| EXERCISE INPUT |

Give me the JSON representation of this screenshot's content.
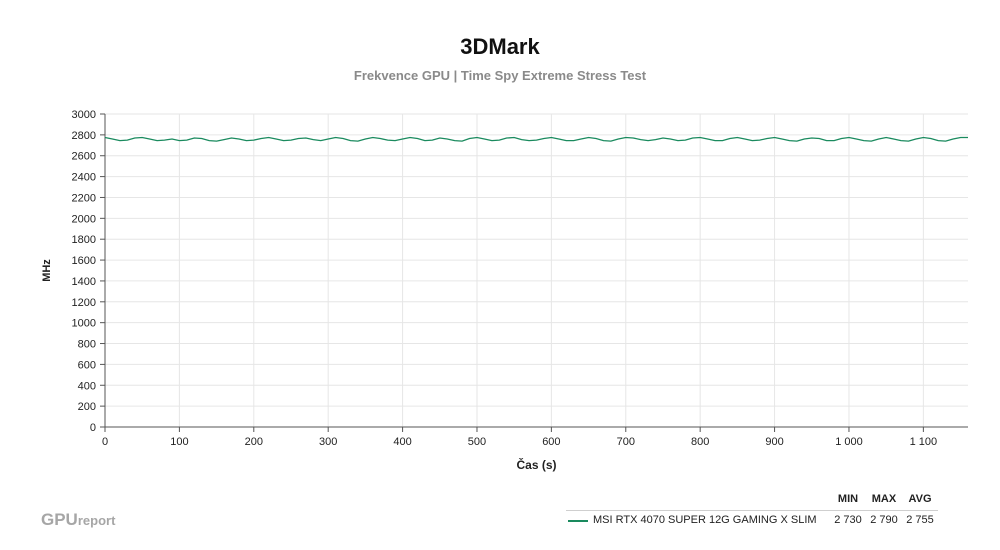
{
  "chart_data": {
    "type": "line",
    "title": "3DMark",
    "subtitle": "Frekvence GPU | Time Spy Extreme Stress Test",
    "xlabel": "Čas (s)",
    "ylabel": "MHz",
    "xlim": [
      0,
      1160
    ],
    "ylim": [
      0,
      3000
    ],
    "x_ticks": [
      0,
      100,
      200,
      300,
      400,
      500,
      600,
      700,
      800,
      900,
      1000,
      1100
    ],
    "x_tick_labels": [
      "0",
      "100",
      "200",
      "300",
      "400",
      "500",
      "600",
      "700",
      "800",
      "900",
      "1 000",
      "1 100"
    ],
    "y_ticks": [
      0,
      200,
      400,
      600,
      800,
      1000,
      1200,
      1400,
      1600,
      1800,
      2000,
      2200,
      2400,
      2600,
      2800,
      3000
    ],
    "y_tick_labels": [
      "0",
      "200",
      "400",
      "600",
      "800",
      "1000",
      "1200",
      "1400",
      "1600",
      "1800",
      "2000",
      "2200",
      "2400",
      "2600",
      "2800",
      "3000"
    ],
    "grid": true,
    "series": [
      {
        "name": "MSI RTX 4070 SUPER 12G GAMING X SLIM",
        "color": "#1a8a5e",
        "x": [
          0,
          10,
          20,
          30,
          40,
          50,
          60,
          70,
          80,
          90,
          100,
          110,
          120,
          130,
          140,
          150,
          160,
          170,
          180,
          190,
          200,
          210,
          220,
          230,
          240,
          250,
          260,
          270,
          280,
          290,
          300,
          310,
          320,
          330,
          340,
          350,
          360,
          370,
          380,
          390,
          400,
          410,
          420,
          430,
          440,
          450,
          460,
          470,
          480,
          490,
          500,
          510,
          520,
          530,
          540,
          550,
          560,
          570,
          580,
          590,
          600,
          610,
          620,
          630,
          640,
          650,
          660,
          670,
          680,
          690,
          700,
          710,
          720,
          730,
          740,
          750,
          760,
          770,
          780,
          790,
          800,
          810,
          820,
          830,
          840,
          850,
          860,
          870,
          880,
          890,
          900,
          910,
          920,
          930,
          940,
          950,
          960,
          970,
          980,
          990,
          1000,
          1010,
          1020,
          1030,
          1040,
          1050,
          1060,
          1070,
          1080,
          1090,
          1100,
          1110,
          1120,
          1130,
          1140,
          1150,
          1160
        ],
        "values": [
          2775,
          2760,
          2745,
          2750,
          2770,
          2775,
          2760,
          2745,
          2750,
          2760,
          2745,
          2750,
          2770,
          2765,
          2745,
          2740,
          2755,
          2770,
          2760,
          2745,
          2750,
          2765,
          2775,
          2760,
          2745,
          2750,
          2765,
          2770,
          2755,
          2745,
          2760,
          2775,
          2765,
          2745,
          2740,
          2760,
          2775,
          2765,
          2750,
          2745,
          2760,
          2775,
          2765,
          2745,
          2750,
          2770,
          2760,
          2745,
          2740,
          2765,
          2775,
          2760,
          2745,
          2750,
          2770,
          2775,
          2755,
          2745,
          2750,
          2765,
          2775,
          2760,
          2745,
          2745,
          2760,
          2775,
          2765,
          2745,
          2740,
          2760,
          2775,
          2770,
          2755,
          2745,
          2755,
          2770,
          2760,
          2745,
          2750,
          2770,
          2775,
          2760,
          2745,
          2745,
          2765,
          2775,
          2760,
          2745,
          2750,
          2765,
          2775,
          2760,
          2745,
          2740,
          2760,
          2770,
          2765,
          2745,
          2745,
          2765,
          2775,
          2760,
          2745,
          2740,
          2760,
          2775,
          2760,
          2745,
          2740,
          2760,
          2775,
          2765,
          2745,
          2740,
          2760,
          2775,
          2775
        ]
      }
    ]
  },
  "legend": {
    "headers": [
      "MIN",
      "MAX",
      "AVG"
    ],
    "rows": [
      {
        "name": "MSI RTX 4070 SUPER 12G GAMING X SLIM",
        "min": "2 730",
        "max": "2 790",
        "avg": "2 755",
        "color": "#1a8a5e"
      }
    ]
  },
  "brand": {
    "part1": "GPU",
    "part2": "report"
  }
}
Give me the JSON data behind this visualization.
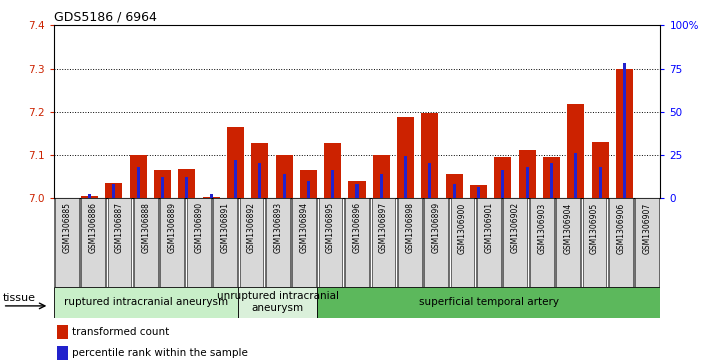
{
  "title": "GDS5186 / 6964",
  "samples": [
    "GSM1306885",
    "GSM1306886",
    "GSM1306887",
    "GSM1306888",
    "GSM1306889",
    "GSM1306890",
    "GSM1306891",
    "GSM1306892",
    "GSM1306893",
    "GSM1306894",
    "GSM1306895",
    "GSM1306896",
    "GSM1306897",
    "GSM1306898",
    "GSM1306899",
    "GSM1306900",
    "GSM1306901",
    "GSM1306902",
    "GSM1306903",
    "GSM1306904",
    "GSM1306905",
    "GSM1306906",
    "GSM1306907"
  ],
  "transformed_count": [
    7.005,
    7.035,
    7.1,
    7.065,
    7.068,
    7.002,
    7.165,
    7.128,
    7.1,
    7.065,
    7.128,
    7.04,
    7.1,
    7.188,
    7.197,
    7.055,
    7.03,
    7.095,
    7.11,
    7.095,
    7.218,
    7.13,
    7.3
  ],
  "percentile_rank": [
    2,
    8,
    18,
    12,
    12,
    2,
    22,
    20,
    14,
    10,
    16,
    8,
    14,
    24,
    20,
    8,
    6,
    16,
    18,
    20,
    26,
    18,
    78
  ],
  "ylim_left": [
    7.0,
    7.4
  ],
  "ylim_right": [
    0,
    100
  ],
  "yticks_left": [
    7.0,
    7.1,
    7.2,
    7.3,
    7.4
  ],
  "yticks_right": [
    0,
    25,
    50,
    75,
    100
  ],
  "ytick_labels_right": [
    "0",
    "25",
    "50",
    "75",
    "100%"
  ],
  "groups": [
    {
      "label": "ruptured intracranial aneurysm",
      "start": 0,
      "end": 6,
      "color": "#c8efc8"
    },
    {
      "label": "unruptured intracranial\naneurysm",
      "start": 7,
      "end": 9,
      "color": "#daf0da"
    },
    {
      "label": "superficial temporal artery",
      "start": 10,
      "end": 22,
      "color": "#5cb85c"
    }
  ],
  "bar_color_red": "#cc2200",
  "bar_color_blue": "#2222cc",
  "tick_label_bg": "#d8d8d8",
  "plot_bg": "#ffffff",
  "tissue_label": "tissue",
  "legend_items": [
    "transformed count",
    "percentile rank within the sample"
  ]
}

| REQUIREMENTS |
Keep the pictures out and write out the records exactly.

| REPLY TO THE EXERCISE |
Give me the JSON representation of this screenshot's content.
{
  "chart_data": {
    "type": "line",
    "title": "3DMark",
    "subtitle": "Frekvence GPU | Time Spy Extreme Stress Test",
    "xlabel": "Čas (s)",
    "ylabel": "MHz",
    "xlim": [
      0,
      1160
    ],
    "ylim": [
      0,
      3000
    ],
    "x_ticks": [
      0,
      100,
      200,
      300,
      400,
      500,
      600,
      700,
      800,
      900,
      1000,
      1100
    ],
    "x_tick_labels": [
      "0",
      "100",
      "200",
      "300",
      "400",
      "500",
      "600",
      "700",
      "800",
      "900",
      "1 000",
      "1 100"
    ],
    "y_ticks": [
      0,
      200,
      400,
      600,
      800,
      1000,
      1200,
      1400,
      1600,
      1800,
      2000,
      2200,
      2400,
      2600,
      2800,
      3000
    ],
    "y_tick_labels": [
      "0",
      "200",
      "400",
      "600",
      "800",
      "1000",
      "1200",
      "1400",
      "1600",
      "1800",
      "2000",
      "2200",
      "2400",
      "2600",
      "2800",
      "3000"
    ],
    "grid": true,
    "series": [
      {
        "name": "MSI RTX 4070 SUPER 12G GAMING X SLIM",
        "color": "#1a8a5e",
        "x": [
          0,
          10,
          20,
          30,
          40,
          50,
          60,
          70,
          80,
          90,
          100,
          110,
          120,
          130,
          140,
          150,
          160,
          170,
          180,
          190,
          200,
          210,
          220,
          230,
          240,
          250,
          260,
          270,
          280,
          290,
          300,
          310,
          320,
          330,
          340,
          350,
          360,
          370,
          380,
          390,
          400,
          410,
          420,
          430,
          440,
          450,
          460,
          470,
          480,
          490,
          500,
          510,
          520,
          530,
          540,
          550,
          560,
          570,
          580,
          590,
          600,
          610,
          620,
          630,
          640,
          650,
          660,
          670,
          680,
          690,
          700,
          710,
          720,
          730,
          740,
          750,
          760,
          770,
          780,
          790,
          800,
          810,
          820,
          830,
          840,
          850,
          860,
          870,
          880,
          890,
          900,
          910,
          920,
          930,
          940,
          950,
          960,
          970,
          980,
          990,
          1000,
          1010,
          1020,
          1030,
          1040,
          1050,
          1060,
          1070,
          1080,
          1090,
          1100,
          1110,
          1120,
          1130,
          1140,
          1150,
          1160
        ],
        "values": [
          2775,
          2760,
          2745,
          2750,
          2770,
          2775,
          2760,
          2745,
          2750,
          2760,
          2745,
          2750,
          2770,
          2765,
          2745,
          2740,
          2755,
          2770,
          2760,
          2745,
          2750,
          2765,
          2775,
          2760,
          2745,
          2750,
          2765,
          2770,
          2755,
          2745,
          2760,
          2775,
          2765,
          2745,
          2740,
          2760,
          2775,
          2765,
          2750,
          2745,
          2760,
          2775,
          2765,
          2745,
          2750,
          2770,
          2760,
          2745,
          2740,
          2765,
          2775,
          2760,
          2745,
          2750,
          2770,
          2775,
          2755,
          2745,
          2750,
          2765,
          2775,
          2760,
          2745,
          2745,
          2760,
          2775,
          2765,
          2745,
          2740,
          2760,
          2775,
          2770,
          2755,
          2745,
          2755,
          2770,
          2760,
          2745,
          2750,
          2770,
          2775,
          2760,
          2745,
          2745,
          2765,
          2775,
          2760,
          2745,
          2750,
          2765,
          2775,
          2760,
          2745,
          2740,
          2760,
          2770,
          2765,
          2745,
          2745,
          2765,
          2775,
          2760,
          2745,
          2740,
          2760,
          2775,
          2760,
          2745,
          2740,
          2760,
          2775,
          2765,
          2745,
          2740,
          2760,
          2775,
          2775
        ]
      }
    ]
  },
  "legend": {
    "headers": [
      "MIN",
      "MAX",
      "AVG"
    ],
    "rows": [
      {
        "name": "MSI RTX 4070 SUPER 12G GAMING X SLIM",
        "min": "2 730",
        "max": "2 790",
        "avg": "2 755",
        "color": "#1a8a5e"
      }
    ]
  },
  "brand": {
    "part1": "GPU",
    "part2": "report"
  }
}
Give me the JSON data behind this visualization.
{
  "title": "GDS5186 / 6964",
  "samples": [
    "GSM1306885",
    "GSM1306886",
    "GSM1306887",
    "GSM1306888",
    "GSM1306889",
    "GSM1306890",
    "GSM1306891",
    "GSM1306892",
    "GSM1306893",
    "GSM1306894",
    "GSM1306895",
    "GSM1306896",
    "GSM1306897",
    "GSM1306898",
    "GSM1306899",
    "GSM1306900",
    "GSM1306901",
    "GSM1306902",
    "GSM1306903",
    "GSM1306904",
    "GSM1306905",
    "GSM1306906",
    "GSM1306907"
  ],
  "transformed_count": [
    7.005,
    7.035,
    7.1,
    7.065,
    7.068,
    7.002,
    7.165,
    7.128,
    7.1,
    7.065,
    7.128,
    7.04,
    7.1,
    7.188,
    7.197,
    7.055,
    7.03,
    7.095,
    7.11,
    7.095,
    7.218,
    7.13,
    7.3
  ],
  "percentile_rank": [
    2,
    8,
    18,
    12,
    12,
    2,
    22,
    20,
    14,
    10,
    16,
    8,
    14,
    24,
    20,
    8,
    6,
    16,
    18,
    20,
    26,
    18,
    78
  ],
  "ylim_left": [
    7.0,
    7.4
  ],
  "ylim_right": [
    0,
    100
  ],
  "yticks_left": [
    7.0,
    7.1,
    7.2,
    7.3,
    7.4
  ],
  "yticks_right": [
    0,
    25,
    50,
    75,
    100
  ],
  "ytick_labels_right": [
    "0",
    "25",
    "50",
    "75",
    "100%"
  ],
  "groups": [
    {
      "label": "ruptured intracranial aneurysm",
      "start": 0,
      "end": 6,
      "color": "#c8efc8"
    },
    {
      "label": "unruptured intracranial\naneurysm",
      "start": 7,
      "end": 9,
      "color": "#daf0da"
    },
    {
      "label": "superficial temporal artery",
      "start": 10,
      "end": 22,
      "color": "#5cb85c"
    }
  ],
  "bar_color_red": "#cc2200",
  "bar_color_blue": "#2222cc",
  "tick_label_bg": "#d8d8d8",
  "plot_bg": "#ffffff",
  "tissue_label": "tissue",
  "legend_items": [
    "transformed count",
    "percentile rank within the sample"
  ]
}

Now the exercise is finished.